Work to do: All lines featuring the string "Comparables" are to be listed.

------

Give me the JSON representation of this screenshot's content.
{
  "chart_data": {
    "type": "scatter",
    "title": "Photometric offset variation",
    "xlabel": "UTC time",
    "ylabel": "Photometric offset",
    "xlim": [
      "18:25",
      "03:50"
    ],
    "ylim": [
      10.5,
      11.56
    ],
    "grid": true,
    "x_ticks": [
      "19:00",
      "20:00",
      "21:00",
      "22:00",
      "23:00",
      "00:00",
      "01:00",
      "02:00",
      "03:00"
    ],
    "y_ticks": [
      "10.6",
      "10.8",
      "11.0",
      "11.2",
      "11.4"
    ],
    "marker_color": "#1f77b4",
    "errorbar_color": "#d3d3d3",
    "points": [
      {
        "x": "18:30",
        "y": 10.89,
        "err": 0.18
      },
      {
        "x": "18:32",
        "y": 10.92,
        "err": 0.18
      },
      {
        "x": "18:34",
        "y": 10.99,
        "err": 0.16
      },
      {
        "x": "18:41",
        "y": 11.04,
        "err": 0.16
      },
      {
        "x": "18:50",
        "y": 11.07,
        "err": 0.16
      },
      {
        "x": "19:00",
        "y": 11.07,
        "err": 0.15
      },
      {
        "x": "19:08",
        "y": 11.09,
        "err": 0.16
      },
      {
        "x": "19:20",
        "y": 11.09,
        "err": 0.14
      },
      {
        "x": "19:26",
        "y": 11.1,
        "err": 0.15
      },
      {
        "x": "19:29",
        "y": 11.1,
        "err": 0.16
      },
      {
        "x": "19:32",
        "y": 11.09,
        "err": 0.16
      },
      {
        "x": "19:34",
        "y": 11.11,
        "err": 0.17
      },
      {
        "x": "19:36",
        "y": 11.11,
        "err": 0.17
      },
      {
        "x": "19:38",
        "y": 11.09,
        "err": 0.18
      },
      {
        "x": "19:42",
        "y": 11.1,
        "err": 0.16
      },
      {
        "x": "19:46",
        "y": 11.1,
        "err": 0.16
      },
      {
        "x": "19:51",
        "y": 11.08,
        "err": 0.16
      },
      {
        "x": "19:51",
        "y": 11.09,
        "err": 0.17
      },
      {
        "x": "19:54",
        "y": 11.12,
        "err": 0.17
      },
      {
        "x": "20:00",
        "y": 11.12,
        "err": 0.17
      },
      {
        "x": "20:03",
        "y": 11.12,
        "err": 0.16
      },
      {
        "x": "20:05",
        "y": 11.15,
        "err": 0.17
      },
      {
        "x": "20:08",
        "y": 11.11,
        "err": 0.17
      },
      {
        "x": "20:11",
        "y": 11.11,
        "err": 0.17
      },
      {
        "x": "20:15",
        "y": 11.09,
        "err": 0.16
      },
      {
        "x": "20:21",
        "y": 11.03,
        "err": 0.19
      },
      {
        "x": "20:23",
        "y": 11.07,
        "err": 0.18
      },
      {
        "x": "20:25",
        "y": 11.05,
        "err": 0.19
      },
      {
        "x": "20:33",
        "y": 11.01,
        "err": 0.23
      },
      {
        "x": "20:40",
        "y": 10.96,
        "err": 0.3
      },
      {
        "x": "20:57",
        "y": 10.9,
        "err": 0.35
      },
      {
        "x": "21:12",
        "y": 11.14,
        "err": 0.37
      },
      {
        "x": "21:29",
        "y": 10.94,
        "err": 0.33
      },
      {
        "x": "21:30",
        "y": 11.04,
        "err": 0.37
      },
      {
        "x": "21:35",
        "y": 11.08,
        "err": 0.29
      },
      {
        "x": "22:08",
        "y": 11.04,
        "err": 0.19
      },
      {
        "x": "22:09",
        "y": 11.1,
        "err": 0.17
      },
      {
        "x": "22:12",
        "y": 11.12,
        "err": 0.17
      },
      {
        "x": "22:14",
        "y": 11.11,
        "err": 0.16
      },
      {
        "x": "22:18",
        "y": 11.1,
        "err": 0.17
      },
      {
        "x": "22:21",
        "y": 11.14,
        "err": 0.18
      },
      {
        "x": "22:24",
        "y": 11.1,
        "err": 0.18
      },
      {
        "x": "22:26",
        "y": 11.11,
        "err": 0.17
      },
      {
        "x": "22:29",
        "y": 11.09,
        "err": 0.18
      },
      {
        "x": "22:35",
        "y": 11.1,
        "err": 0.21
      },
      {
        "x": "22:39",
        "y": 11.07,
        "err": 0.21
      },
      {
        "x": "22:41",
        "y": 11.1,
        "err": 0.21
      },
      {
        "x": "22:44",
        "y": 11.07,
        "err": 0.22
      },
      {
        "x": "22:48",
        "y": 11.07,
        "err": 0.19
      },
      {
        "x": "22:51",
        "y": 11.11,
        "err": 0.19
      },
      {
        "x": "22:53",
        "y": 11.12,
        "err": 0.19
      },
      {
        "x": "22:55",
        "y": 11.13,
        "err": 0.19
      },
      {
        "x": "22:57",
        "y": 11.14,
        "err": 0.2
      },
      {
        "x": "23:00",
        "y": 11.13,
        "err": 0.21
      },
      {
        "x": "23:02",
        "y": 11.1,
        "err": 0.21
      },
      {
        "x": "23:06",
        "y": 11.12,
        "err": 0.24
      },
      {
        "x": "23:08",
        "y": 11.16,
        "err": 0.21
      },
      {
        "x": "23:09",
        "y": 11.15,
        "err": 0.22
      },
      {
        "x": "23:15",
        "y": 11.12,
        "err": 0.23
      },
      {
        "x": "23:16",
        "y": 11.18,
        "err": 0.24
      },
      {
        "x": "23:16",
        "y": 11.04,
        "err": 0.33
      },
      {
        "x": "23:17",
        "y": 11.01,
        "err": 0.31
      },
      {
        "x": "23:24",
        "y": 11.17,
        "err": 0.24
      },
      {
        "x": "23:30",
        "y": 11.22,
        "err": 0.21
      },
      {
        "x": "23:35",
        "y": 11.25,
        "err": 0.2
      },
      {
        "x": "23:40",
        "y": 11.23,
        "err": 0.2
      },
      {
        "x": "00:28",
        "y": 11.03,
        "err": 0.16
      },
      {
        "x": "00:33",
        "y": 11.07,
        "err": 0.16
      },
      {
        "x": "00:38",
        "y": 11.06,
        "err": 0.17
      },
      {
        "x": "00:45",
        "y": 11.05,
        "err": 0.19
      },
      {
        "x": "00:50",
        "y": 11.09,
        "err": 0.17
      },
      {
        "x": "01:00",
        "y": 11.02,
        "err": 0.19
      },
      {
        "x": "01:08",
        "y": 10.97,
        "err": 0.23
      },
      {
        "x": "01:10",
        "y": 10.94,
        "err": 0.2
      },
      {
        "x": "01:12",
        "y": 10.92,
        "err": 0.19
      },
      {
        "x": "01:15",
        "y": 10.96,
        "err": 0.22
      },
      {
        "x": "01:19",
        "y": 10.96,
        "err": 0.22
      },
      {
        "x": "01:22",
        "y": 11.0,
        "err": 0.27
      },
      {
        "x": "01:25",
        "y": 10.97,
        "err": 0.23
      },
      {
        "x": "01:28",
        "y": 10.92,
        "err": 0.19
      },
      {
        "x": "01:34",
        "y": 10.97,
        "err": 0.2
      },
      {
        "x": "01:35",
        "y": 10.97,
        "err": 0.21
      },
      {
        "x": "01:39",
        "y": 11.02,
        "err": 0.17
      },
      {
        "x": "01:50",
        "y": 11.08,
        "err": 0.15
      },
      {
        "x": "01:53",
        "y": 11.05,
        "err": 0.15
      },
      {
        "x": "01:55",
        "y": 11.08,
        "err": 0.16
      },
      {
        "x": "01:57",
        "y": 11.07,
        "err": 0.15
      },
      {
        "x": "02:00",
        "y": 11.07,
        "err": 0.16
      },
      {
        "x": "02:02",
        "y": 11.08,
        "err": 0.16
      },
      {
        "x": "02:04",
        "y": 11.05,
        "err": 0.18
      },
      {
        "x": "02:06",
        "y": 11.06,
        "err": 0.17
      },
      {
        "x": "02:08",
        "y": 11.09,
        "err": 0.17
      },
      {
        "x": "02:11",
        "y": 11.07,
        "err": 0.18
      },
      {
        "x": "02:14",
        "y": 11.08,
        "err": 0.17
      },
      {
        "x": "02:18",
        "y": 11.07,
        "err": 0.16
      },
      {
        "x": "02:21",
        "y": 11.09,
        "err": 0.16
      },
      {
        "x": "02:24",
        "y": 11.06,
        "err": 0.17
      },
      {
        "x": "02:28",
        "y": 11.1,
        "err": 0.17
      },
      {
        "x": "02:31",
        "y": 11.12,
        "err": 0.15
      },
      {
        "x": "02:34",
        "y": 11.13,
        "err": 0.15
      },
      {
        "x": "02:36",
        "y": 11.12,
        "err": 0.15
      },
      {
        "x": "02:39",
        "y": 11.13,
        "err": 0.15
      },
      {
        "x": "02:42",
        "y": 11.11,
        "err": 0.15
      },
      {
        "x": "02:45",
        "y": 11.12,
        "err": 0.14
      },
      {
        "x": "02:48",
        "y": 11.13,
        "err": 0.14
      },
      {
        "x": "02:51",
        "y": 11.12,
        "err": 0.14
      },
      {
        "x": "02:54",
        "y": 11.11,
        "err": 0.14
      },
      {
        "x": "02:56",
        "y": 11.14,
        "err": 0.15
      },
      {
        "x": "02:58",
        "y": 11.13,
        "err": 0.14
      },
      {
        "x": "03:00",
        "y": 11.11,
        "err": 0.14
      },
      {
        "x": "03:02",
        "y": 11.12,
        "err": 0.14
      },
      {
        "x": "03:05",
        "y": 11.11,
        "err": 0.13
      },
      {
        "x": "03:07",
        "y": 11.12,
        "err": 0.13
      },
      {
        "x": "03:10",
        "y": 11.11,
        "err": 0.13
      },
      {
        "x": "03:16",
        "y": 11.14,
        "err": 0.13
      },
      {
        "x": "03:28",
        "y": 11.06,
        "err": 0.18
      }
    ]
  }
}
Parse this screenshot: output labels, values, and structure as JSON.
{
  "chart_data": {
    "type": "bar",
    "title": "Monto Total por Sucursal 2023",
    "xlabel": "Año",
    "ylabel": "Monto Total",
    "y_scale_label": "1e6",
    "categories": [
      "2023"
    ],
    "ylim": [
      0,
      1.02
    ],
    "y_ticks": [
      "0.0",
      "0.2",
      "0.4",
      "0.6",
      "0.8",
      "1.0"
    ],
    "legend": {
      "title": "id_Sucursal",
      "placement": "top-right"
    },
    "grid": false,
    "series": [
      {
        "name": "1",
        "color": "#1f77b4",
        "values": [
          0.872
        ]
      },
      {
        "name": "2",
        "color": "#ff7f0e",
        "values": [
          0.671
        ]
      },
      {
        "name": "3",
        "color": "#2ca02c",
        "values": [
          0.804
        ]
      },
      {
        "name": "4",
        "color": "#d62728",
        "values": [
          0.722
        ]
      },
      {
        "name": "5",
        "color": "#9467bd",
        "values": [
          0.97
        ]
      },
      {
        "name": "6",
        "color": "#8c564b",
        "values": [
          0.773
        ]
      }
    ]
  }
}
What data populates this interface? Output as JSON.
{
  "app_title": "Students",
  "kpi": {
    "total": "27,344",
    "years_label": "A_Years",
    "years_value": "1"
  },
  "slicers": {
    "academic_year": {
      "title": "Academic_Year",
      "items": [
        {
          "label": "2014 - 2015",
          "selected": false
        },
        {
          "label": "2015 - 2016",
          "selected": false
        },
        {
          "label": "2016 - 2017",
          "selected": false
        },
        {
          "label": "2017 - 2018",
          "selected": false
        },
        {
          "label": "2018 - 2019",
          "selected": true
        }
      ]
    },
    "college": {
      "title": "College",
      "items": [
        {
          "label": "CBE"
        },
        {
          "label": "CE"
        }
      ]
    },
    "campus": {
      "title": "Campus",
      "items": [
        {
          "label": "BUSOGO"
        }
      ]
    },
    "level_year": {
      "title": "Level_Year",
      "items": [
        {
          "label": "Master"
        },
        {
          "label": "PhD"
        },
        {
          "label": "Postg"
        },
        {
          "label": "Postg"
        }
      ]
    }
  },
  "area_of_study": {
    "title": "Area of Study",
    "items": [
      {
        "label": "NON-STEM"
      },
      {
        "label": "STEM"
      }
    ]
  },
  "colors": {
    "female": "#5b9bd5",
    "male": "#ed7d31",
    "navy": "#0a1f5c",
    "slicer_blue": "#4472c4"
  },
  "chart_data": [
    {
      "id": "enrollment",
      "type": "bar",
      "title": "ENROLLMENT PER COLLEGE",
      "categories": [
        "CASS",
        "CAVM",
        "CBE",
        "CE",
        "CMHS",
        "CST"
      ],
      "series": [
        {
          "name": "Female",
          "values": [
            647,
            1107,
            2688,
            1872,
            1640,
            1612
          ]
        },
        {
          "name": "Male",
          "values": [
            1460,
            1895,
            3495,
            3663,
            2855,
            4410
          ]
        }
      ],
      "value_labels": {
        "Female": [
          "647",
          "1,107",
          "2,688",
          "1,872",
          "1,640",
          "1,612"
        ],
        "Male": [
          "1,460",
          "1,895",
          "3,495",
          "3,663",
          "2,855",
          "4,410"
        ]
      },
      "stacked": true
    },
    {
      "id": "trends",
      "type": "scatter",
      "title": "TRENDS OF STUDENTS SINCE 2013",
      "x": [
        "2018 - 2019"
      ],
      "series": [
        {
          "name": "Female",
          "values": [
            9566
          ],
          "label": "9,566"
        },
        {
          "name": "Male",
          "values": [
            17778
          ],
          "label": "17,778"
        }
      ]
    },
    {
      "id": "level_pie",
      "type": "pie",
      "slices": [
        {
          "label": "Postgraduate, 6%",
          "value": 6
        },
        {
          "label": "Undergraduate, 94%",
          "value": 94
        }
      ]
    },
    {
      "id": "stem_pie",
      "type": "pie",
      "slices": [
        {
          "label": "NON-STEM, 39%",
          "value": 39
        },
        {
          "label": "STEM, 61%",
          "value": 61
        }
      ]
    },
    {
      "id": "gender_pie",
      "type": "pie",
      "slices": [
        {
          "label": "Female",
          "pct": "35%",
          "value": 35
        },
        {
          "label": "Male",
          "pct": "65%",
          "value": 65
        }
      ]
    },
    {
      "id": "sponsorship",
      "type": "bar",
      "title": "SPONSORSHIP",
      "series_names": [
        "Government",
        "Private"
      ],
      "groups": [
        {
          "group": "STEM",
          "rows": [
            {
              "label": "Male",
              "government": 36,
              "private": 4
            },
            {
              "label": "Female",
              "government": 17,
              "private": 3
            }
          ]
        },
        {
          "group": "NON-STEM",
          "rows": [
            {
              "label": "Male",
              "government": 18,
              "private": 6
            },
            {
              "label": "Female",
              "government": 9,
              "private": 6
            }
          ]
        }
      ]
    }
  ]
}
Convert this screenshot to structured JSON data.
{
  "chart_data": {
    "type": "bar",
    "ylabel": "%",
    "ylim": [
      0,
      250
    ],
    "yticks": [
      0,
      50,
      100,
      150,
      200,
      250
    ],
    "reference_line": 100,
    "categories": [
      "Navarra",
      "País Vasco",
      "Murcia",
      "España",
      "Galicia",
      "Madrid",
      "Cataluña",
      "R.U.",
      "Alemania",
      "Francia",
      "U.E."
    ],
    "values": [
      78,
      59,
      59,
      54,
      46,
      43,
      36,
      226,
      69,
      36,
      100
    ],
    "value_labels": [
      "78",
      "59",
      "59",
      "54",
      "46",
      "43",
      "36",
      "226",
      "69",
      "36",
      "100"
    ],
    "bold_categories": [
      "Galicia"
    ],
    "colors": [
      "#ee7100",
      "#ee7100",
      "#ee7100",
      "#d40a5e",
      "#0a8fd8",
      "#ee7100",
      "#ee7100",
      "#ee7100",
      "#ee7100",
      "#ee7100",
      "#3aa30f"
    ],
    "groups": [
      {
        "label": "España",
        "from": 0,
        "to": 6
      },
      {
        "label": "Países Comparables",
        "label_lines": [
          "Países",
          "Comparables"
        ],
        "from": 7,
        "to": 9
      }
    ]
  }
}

------

Final result:
        "label": "Países Comparables",
          "Comparables"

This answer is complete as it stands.